● **Exercise inputs**:
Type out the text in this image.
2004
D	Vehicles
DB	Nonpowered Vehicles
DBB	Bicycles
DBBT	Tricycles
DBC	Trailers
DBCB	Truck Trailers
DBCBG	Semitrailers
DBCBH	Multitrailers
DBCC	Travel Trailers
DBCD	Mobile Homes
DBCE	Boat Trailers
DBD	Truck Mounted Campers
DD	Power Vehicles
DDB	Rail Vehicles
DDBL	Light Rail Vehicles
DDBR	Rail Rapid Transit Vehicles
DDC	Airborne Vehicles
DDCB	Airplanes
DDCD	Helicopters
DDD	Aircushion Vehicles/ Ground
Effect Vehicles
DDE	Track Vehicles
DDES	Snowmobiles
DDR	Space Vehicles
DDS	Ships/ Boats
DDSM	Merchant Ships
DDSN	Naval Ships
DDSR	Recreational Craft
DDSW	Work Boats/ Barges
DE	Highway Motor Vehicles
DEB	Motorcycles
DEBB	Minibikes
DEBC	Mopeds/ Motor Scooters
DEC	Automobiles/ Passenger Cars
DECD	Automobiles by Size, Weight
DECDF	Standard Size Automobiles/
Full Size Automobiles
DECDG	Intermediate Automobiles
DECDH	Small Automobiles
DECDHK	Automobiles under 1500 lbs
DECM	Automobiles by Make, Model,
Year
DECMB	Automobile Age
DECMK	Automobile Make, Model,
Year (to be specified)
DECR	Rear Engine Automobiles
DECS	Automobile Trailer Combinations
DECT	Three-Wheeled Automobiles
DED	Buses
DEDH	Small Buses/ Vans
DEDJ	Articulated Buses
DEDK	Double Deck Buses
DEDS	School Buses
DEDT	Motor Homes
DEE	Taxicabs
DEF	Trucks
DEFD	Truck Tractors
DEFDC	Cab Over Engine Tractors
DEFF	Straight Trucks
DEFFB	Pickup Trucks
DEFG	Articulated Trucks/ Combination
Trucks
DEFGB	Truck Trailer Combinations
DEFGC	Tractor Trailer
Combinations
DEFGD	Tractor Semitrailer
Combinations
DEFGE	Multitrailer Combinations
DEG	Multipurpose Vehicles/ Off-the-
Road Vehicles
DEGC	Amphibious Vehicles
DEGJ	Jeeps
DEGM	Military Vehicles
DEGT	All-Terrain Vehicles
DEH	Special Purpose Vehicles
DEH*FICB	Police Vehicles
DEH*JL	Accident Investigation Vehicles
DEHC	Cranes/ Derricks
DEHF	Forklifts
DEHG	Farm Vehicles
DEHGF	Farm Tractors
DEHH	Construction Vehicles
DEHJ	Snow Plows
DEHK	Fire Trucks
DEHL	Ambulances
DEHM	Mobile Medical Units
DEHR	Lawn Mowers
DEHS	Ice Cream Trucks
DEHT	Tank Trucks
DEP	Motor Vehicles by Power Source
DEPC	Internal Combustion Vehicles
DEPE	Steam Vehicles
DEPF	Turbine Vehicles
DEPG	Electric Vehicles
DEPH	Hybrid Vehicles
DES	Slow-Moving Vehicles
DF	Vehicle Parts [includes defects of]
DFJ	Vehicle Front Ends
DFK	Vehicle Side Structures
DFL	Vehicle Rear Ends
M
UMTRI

● **What you are asked to do**:
Among the lines of the records above, count those holding the string "Combinations", and report only the number.

● **Result of the task**:
5